Dataset entries

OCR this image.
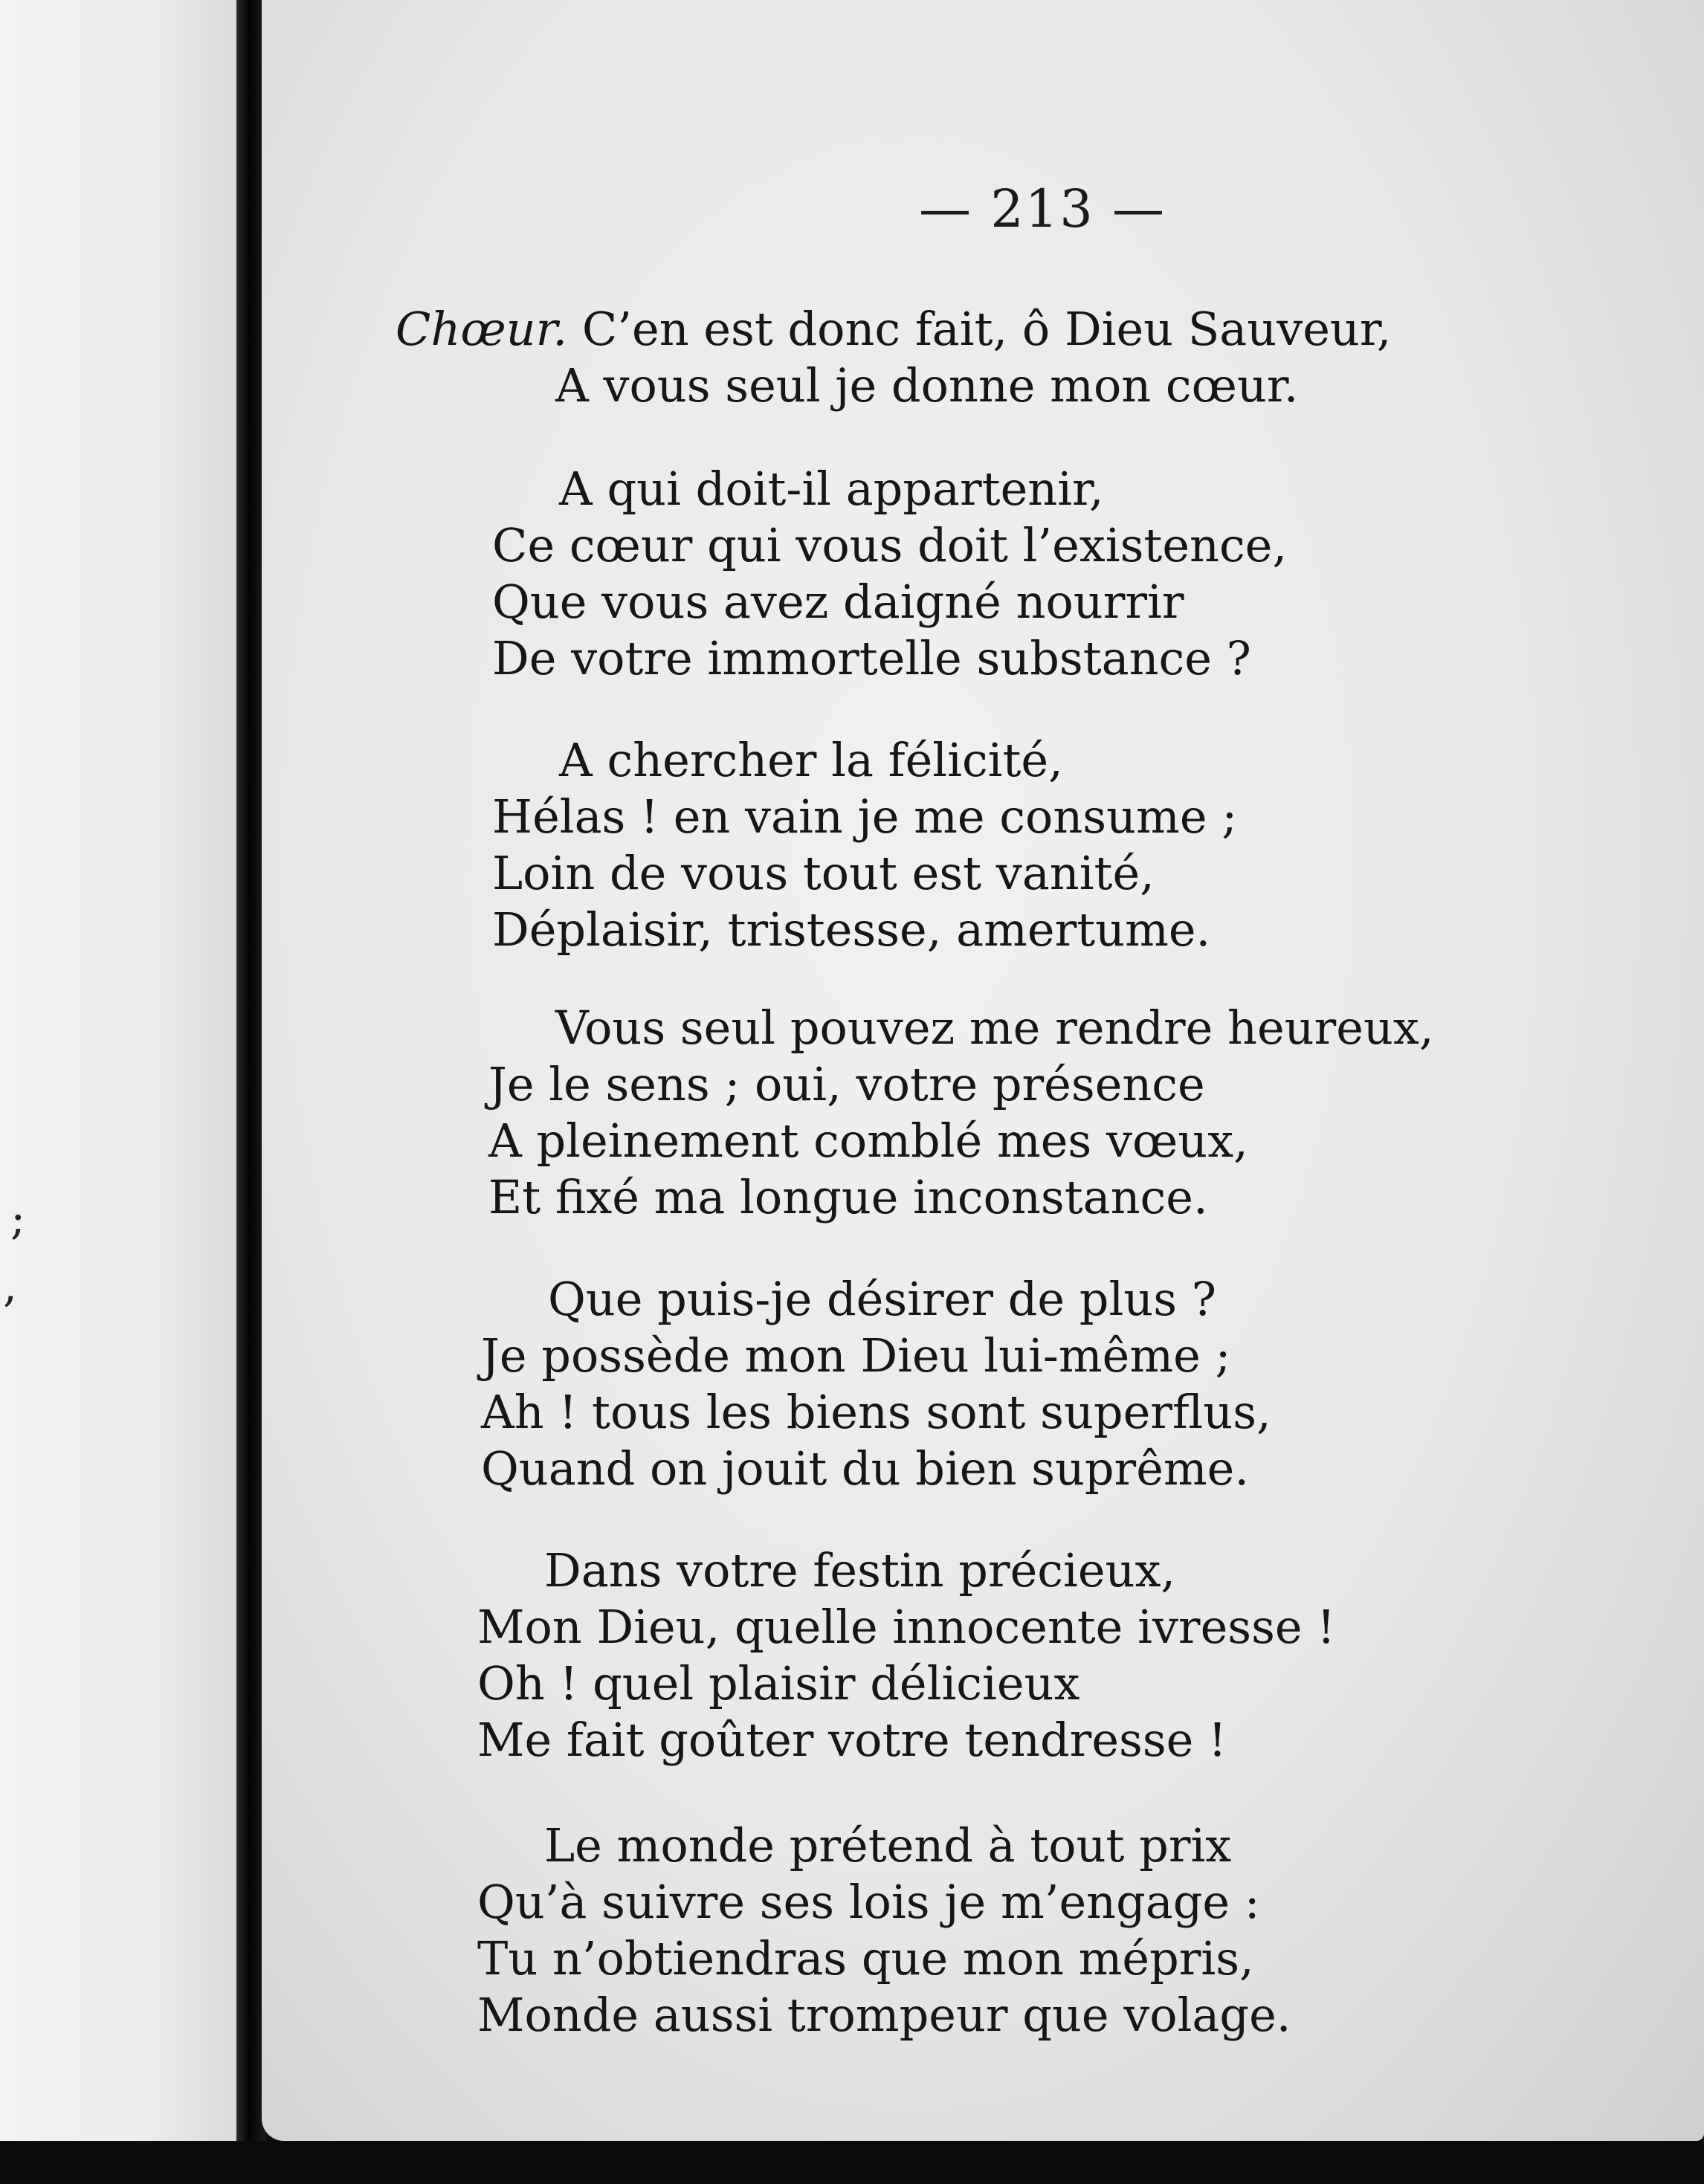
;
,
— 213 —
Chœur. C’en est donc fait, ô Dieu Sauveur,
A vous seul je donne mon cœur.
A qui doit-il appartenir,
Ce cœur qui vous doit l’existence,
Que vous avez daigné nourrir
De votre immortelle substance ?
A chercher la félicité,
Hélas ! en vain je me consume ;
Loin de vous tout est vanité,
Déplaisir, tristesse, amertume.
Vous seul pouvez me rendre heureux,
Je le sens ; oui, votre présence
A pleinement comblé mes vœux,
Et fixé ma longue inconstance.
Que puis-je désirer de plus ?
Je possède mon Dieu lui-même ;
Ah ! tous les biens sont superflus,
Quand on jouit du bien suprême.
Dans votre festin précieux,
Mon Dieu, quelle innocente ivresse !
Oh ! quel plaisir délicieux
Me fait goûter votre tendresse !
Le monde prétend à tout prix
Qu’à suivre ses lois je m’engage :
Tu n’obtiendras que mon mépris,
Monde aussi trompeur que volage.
==
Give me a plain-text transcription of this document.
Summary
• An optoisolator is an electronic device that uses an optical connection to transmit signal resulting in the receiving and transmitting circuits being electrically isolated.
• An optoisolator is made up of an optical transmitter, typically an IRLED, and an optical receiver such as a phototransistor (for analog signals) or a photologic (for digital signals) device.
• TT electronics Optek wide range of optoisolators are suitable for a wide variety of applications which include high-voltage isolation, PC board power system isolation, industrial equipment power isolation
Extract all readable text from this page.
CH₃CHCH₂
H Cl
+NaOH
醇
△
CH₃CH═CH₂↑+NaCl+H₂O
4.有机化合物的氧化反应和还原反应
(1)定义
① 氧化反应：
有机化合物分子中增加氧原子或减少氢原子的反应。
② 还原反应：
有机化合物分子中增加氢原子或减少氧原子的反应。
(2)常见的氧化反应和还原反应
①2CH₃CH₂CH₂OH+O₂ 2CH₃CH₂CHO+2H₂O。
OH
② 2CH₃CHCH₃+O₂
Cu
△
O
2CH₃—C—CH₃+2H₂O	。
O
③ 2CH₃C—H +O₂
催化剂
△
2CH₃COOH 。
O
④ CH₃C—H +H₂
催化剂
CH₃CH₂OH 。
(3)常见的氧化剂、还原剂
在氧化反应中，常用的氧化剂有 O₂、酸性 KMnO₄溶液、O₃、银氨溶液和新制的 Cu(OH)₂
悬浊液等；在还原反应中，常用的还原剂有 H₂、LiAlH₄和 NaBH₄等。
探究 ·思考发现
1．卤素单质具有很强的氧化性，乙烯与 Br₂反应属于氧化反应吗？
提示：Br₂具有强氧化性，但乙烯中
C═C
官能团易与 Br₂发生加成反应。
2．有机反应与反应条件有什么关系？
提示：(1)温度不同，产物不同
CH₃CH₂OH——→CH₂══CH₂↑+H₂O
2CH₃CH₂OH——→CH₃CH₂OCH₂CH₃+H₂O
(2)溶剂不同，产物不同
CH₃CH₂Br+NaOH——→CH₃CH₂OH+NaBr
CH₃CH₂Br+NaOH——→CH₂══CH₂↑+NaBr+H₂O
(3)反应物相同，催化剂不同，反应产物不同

◆ What to produce ◆
From the listing above, pick out every line containing "this".

◆ Problem solution ◆
OCR this image.
Give me a plain-text transcription of this document.
Extract all readable text from this page.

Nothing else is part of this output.